[Work item] What is needed is an exact copy of every entry.

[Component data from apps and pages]
★ ★ ★ ★
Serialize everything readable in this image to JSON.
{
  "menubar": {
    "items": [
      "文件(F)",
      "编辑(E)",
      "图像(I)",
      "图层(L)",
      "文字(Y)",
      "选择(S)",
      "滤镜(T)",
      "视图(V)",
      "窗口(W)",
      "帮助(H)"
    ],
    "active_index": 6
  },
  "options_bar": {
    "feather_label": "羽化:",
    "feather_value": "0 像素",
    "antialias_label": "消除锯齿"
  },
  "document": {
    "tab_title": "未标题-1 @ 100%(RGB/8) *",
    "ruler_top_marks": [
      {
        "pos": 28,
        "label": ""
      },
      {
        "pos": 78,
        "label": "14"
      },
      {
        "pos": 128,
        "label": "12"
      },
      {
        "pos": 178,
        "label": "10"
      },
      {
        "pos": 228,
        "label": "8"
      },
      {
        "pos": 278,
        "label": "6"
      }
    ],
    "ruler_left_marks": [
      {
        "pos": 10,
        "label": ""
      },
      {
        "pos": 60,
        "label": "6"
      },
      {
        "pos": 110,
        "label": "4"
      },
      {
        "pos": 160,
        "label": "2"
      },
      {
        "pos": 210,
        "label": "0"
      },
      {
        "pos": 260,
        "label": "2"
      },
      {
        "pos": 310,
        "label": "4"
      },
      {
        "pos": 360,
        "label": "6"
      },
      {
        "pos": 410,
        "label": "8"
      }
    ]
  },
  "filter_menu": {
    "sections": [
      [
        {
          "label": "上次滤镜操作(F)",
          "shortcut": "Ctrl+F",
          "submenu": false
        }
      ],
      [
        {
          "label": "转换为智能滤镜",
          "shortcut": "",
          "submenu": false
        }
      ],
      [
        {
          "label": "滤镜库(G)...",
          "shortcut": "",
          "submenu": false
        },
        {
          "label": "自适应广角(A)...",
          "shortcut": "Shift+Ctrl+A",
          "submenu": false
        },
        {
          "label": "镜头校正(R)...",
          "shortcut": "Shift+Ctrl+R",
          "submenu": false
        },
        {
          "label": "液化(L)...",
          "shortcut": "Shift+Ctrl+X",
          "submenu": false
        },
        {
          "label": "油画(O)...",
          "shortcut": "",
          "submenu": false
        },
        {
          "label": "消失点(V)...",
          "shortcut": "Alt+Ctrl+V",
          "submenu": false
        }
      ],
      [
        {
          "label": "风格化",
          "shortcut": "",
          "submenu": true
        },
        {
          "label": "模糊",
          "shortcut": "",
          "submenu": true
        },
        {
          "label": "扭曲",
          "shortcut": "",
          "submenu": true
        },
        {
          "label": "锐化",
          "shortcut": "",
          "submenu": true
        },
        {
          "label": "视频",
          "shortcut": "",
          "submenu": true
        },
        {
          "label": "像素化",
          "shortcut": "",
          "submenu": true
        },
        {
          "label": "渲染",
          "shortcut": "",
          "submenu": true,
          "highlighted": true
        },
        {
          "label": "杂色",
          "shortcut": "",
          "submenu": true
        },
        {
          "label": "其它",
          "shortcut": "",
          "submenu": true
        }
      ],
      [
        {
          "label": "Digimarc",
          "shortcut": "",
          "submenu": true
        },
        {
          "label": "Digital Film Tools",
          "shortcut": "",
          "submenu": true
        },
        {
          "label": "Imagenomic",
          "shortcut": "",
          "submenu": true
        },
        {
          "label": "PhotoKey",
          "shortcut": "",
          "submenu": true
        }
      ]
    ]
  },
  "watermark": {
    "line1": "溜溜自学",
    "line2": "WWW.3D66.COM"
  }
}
★ ★ ★ ★
[Your solution]
Serialize everything readable in this image to JSON.
{
  "menubar": {
    "items": [
      "文件(F)",
      "编辑(E)",
      "图像(I)",
      "图层(L)",
      "文字(Y)",
      "选择(S)",
      "滤镜(T)",
      "视图(V)",
      "窗口(W)",
      "帮助(H)"
    ],
    "active_index": 6
  },
  "options_bar": {
    "feather_label": "羽化:",
    "feather_value": "0 像素",
    "antialias_label": "消除锯齿"
  },
  "document": {
    "tab_title": "未标题-1 @ 100%(RGB/8) *",
    "ruler_top_marks": [
      {
        "pos": 28,
        "label": ""
      },
      {
        "pos": 78,
        "label": "14"
      },
      {
        "pos": 128,
        "label": "12"
      },
      {
        "pos": 178,
        "label": "10"
      },
      {
        "pos": 228,
        "label": "8"
      },
      {
        "pos": 278,
        "label": "6"
      }
    ],
    "ruler_left_marks": [
      {
        "pos": 10,
        "label": ""
      },
      {
        "pos": 60,
        "label": "6"
      },
      {
        "pos": 110,
        "label": "4"
      },
      {
        "pos": 160,
        "label": "2"
      },
      {
        "pos": 210,
        "label": "0"
      },
      {
        "pos": 260,
        "label": "2"
      },
      {
        "pos": 310,
        "label": "4"
      },
      {
        "pos": 360,
        "label": "6"
      },
      {
        "pos": 410,
        "label": "8"
      }
    ]
  },
  "filter_menu": {
    "sections": [
      [
        {
          "label": "上次滤镜操作(F)",
          "shortcut": "Ctrl+F",
          "submenu": false
        }
      ],
      [
        {
          "label": "转换为智能滤镜",
          "shortcut": "",
          "submenu": false
        }
      ],
      [
        {
          "label": "滤镜库(G)...",
          "shortcut": "",
          "submenu": false
        },
        {
          "label": "自适应广角(A)...",
          "shortcut": "Shift+Ctrl+A",
          "submenu": false
        },
        {
          "label": "镜头校正(R)...",
          "shortcut": "Shift+Ctrl+R",
          "submenu": false
        },
        {
          "label": "液化(L)...",
          "shortcut": "Shift+Ctrl+X",
          "submenu": false
        },
        {
          "label": "油画(O)...",
          "shortcut": "",
          "submenu": false
        },
        {
          "label": "消失点(V)...",
          "shortcut": "Alt+Ctrl+V",
          "submenu": false
        }
      ],
      [
        {
          "label": "风格化",
          "shortcut": "",
          "submenu": true
        },
        {
          "label": "模糊",
          "shortcut": "",
          "submenu": true
        },
        {
          "label": "扭曲",
          "shortcut": "",
          "submenu": true
        },
        {
          "label": "锐化",
          "shortcut": "",
          "submenu": true
        },
        {
          "label": "视频",
          "shortcut": "",
          "submenu": true
        },
        {
          "label": "像素化",
          "shortcut": "",
          "submenu": true
        },
        {
          "label": "渲染",
          "shortcut": "",
          "submenu": true,
          "highlighted": true
        },
        {
          "label": "杂色",
          "shortcut": "",
          "submenu": true
        },
        {
          "label": "其它",
          "shortcut": "",
          "submenu": true
        }
      ],
      [
        {
          "label": "Digimarc",
          "shortcut": "",
          "submenu": true
        },
        {
          "label": "Digital Film Tools",
          "shortcut": "",
          "submenu": true
        },
        {
          "label": "Imagenomic",
          "shortcut": "",
          "submenu": true
        },
        {
          "label": "PhotoKey",
          "shortcut": "",
          "submenu": true
        }
      ]
    ]
  },
  "watermark": {
    "line1": "溜溜自学",
    "line2": "WWW.3D66.COM"
  }
}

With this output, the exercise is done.